## EXTRACTED DATA
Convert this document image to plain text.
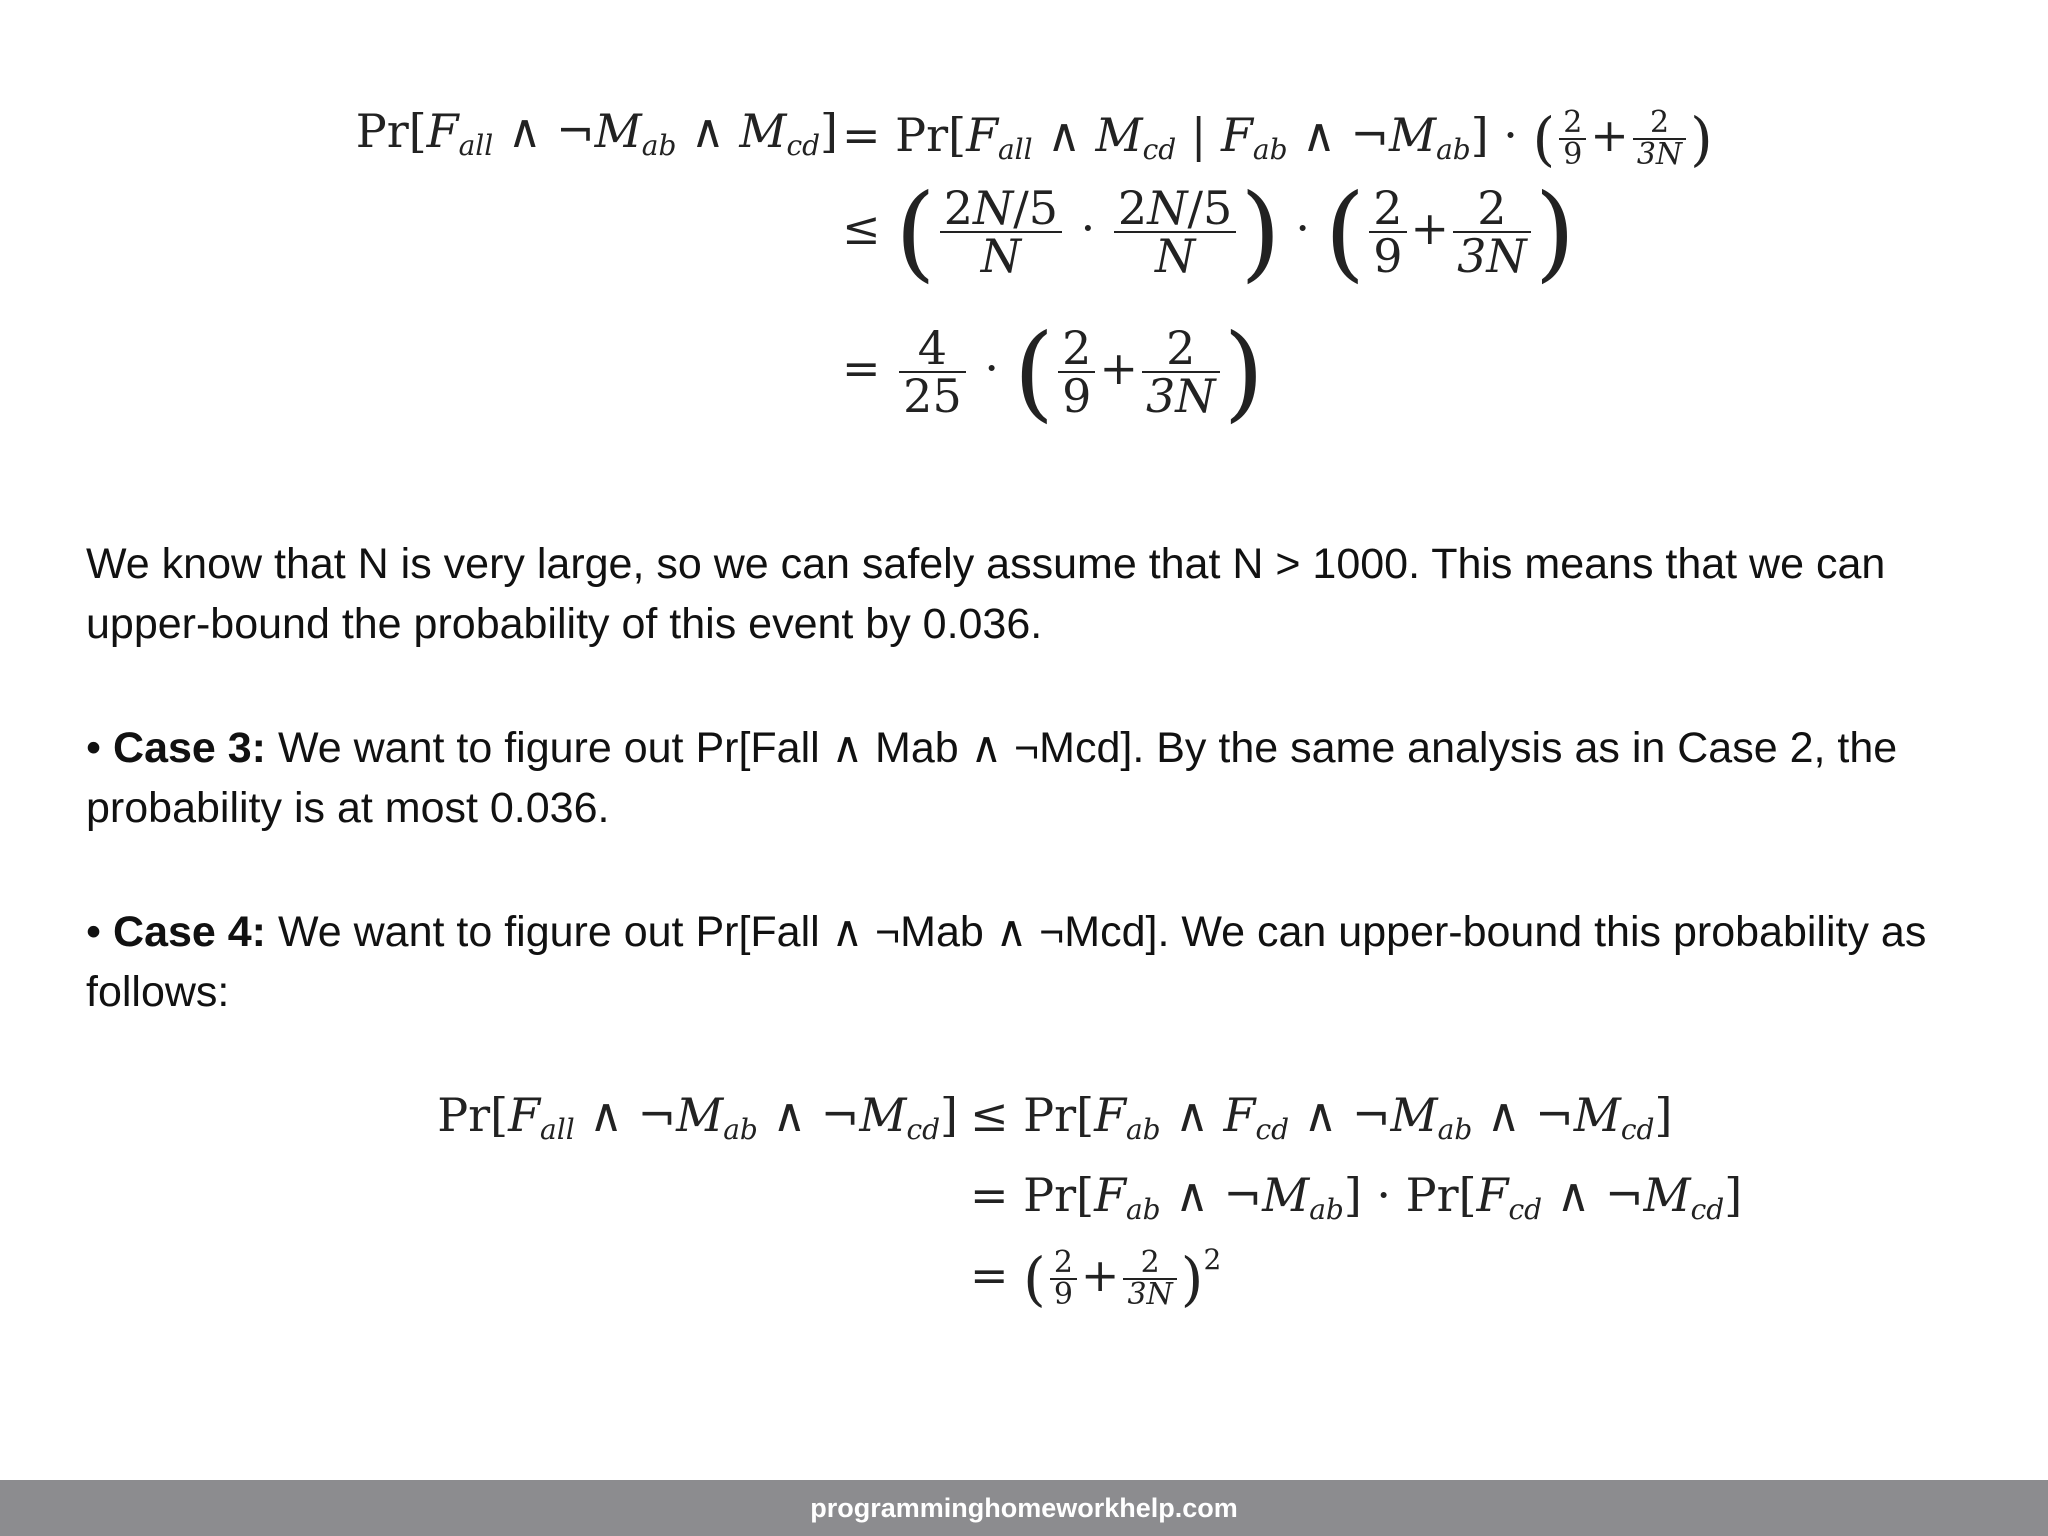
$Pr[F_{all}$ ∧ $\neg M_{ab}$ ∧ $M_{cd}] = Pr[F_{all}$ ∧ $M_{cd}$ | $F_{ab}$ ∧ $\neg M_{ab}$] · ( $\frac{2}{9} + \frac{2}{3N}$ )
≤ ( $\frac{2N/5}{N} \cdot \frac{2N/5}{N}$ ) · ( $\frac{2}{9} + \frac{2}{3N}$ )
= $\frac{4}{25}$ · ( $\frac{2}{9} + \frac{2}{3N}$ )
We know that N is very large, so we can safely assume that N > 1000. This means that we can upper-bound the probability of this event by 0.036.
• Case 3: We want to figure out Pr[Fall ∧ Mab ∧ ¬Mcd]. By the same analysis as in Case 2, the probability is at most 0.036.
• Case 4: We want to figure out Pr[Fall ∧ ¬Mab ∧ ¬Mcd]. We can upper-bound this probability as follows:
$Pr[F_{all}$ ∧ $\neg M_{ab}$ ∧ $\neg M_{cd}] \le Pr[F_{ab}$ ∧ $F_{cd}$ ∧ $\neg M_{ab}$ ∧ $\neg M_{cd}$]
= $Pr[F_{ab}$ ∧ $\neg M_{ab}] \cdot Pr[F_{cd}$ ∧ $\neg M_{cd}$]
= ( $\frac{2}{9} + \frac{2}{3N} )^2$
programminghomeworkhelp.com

...

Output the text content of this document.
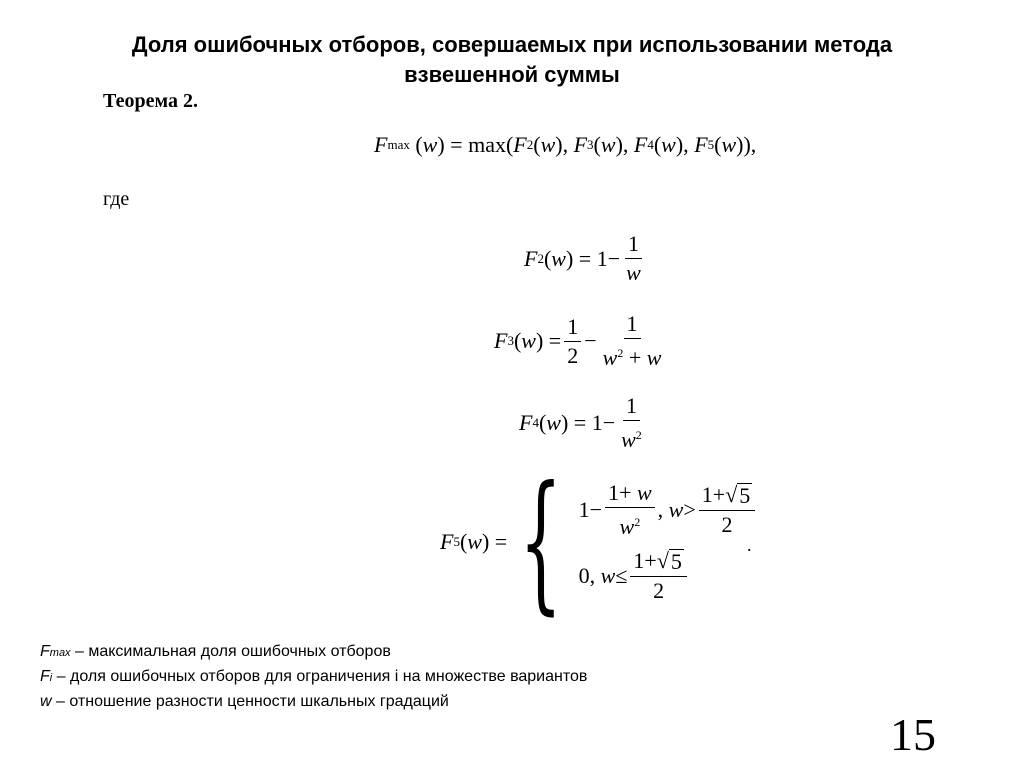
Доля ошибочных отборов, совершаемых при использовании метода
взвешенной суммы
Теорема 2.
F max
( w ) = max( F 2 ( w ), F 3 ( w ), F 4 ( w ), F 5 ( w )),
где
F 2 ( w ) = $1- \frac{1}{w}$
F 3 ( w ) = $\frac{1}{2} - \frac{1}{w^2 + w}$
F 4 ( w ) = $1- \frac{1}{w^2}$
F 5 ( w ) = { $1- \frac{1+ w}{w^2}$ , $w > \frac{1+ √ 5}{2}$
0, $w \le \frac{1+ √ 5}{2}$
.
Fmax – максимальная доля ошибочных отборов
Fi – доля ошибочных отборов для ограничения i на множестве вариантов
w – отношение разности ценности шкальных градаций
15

## GIVEN TASK
Search the lines for the string "document" and copy every line that has it.

## TASK RESPONSE
Convert this document image to plain text.
Output the text content of this document.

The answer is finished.